• Task goal: Pull every line containing "existing" out of the material below.

======== Provided records

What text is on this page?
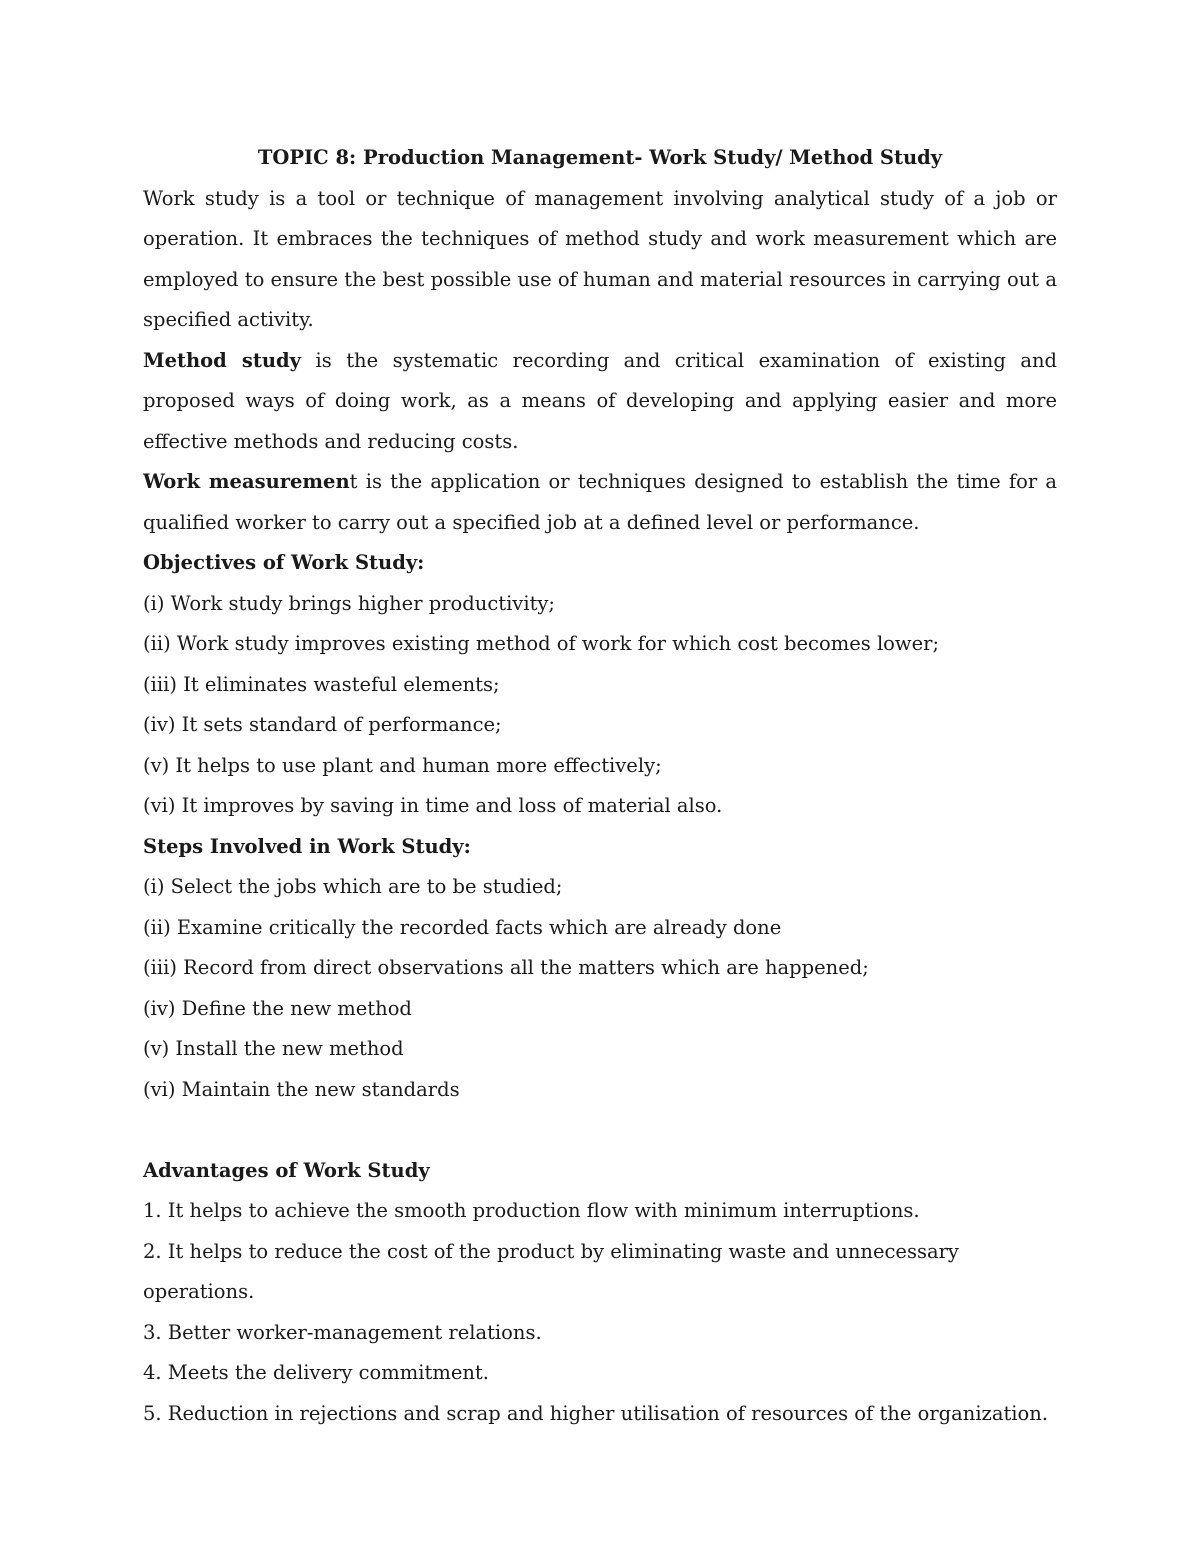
TOPIC 8: Production Management- Work Study/ Method Study

Work study is a tool or technique of management involving analytical study of a job or operation. It embraces the techniques of method study and work measurement which are employed to ensure the best possible use of human and material resources in carrying out a specified activity.

Method study is the systematic recording and critical examination of existing and proposed ways of doing work, as a means of developing and applying easier and more effective methods and reducing costs.

Work measurement is the application or techniques designed to establish the time for a qualified worker to carry out a specified job at a defined level or performance.

Objectives of Work Study:

(i) Work study brings higher productivity;

(ii) Work study improves existing method of work for which cost becomes lower;

(iii) It eliminates wasteful elements;

(iv) It sets standard of performance;

(v) It helps to use plant and human more effectively;

(vi) It improves by saving in time and loss of material also.

Steps Involved in Work Study:

(i) Select the jobs which are to be studied;

(ii) Examine critically the recorded facts which are already done

(iii) Record from direct observations all the matters which are happened;

(iv) Define the new method

(v) Install the new method

(vi) Maintain the new standards

Advantages of Work Study

1. It helps to achieve the smooth production flow with minimum interruptions.

2. It helps to reduce the cost of the product by eliminating waste and unnecessary operations.

3. Better worker-management relations.

4. Meets the delivery commitment.

5. Reduction in rejections and scrap and higher utilisation of resources of the organization.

================

• Solution to this problem:
Method study is the systematic recording and critical examination of existing and proposed ways of doing work, as a means of developing and applying easier and more effective methods and reducing costs.
(ii) Work study improves existing method of work for which cost becomes lower;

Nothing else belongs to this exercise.